╭─ ITEMS

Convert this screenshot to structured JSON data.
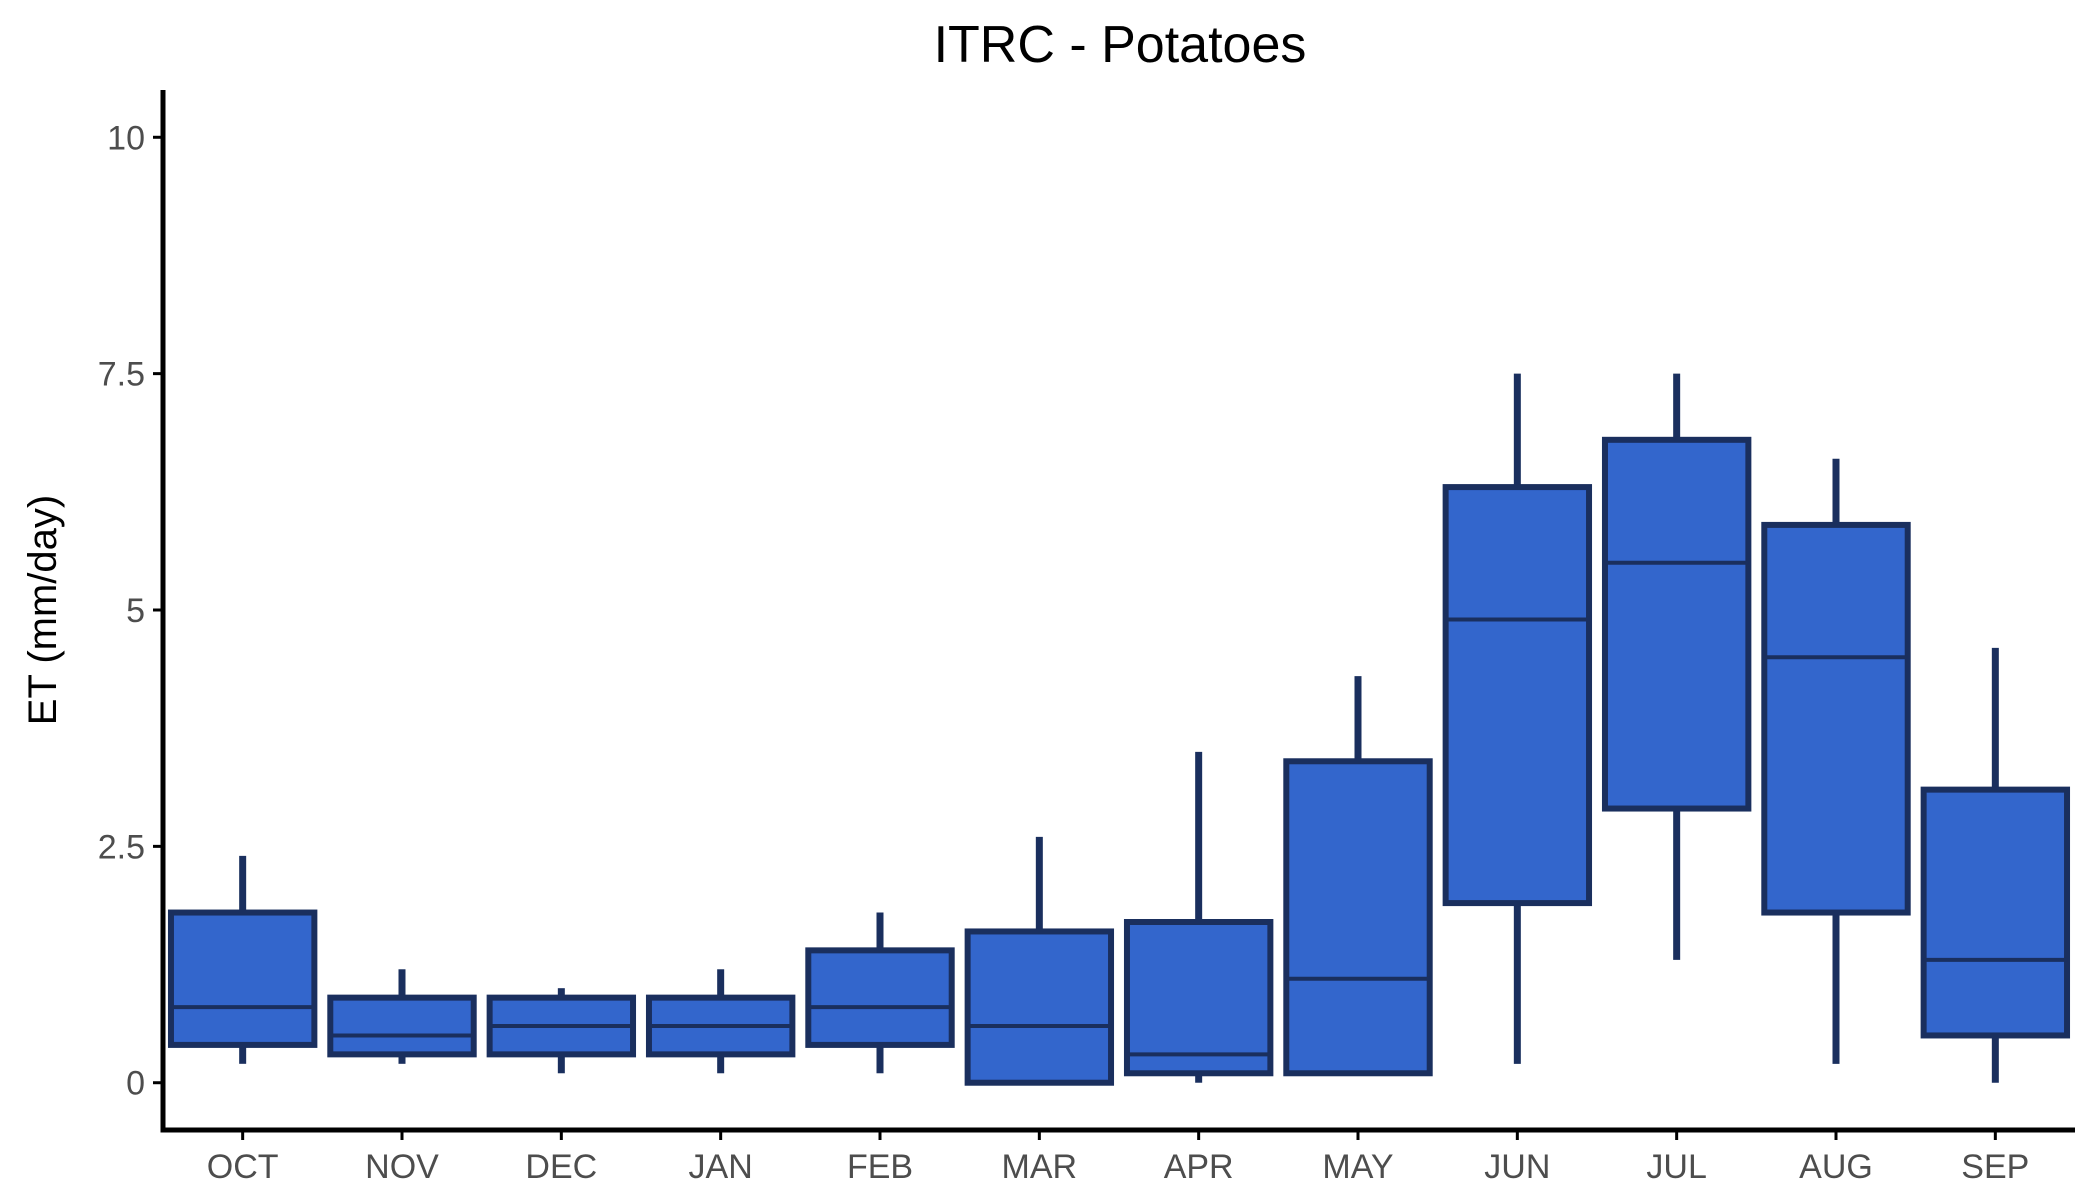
{
  "chart_data": {
    "type": "boxplot",
    "title": "ITRC - Potatoes",
    "xlabel": "",
    "ylabel": "ET (mm/day)",
    "ylim": [
      -0.5,
      10.5
    ],
    "yticks": [
      0,
      2.5,
      5,
      7.5,
      10
    ],
    "ytick_labels": [
      "0",
      "2.5",
      "5",
      "7.5",
      "10"
    ],
    "grid": false,
    "legend": "none",
    "colors": {
      "box_fill": "#3366cc",
      "box_stroke": "#1a2f5e",
      "axis": "#000000"
    },
    "categories": [
      "OCT",
      "NOV",
      "DEC",
      "JAN",
      "FEB",
      "MAR",
      "APR",
      "MAY",
      "JUN",
      "JUL",
      "AUG",
      "SEP"
    ],
    "boxes": [
      {
        "min": 0.2,
        "q1": 0.4,
        "median": 0.8,
        "q3": 1.8,
        "max": 2.4
      },
      {
        "min": 0.2,
        "q1": 0.3,
        "median": 0.5,
        "q3": 0.9,
        "max": 1.2
      },
      {
        "min": 0.1,
        "q1": 0.3,
        "median": 0.6,
        "q3": 0.9,
        "max": 1.0
      },
      {
        "min": 0.1,
        "q1": 0.3,
        "median": 0.6,
        "q3": 0.9,
        "max": 1.2
      },
      {
        "min": 0.1,
        "q1": 0.4,
        "median": 0.8,
        "q3": 1.4,
        "max": 1.8
      },
      {
        "min": 0.0,
        "q1": 0.0,
        "median": 0.6,
        "q3": 1.6,
        "max": 2.6
      },
      {
        "min": 0.0,
        "q1": 0.1,
        "median": 0.3,
        "q3": 1.7,
        "max": 3.5
      },
      {
        "min": 0.1,
        "q1": 0.1,
        "median": 1.1,
        "q3": 3.4,
        "max": 4.3
      },
      {
        "min": 0.2,
        "q1": 1.9,
        "median": 4.9,
        "q3": 6.3,
        "max": 7.5
      },
      {
        "min": 1.3,
        "q1": 2.9,
        "median": 5.5,
        "q3": 6.8,
        "max": 7.5
      },
      {
        "min": 0.2,
        "q1": 1.8,
        "median": 4.5,
        "q3": 5.9,
        "max": 6.6
      },
      {
        "min": 0.0,
        "q1": 0.5,
        "median": 1.3,
        "q3": 3.1,
        "max": 4.6
      }
    ]
  }
}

╰─

### WRITTEN EXERCISE
Extract each line holding the word "median" from the records.

### THE RESULT
        "median": 0.8,
        "median": 0.5,
        "median": 0.6,
        "median": 0.6,
        "median": 0.8,
        "median": 0.6,
        "median": 0.3,
        "median": 1.1,
        "median": 4.9,
        "median": 5.5,
        "median": 4.5,
        "median": 1.3,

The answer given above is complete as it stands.